INSTRUCTIONS FOR THE TASK
Every line that holds "name" should be shown.

Entries with figure data:
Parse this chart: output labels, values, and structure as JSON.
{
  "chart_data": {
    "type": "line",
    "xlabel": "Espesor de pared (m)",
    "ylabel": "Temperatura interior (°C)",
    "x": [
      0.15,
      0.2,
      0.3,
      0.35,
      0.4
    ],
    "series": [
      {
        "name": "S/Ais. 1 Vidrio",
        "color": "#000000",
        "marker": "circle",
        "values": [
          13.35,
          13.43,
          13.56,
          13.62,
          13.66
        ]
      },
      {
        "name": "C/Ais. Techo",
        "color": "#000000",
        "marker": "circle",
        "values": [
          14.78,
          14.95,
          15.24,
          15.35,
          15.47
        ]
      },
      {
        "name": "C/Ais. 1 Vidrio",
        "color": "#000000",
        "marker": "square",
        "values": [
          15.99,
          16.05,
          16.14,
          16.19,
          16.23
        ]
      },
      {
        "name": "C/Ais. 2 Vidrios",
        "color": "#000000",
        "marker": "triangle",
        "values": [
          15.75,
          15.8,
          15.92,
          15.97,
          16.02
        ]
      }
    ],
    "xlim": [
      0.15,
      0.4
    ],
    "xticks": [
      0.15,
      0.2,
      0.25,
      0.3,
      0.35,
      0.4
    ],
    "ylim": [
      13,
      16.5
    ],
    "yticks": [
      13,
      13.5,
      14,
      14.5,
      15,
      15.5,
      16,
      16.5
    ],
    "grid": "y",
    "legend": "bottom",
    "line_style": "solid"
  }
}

WORKED SOLUTION
        "name": "S/Ais. 1 Vidrio",
        "name": "C/Ais. Techo",
        "name": "C/Ais. 1 Vidrio",
        "name": "C/Ais. 2 Vidrios",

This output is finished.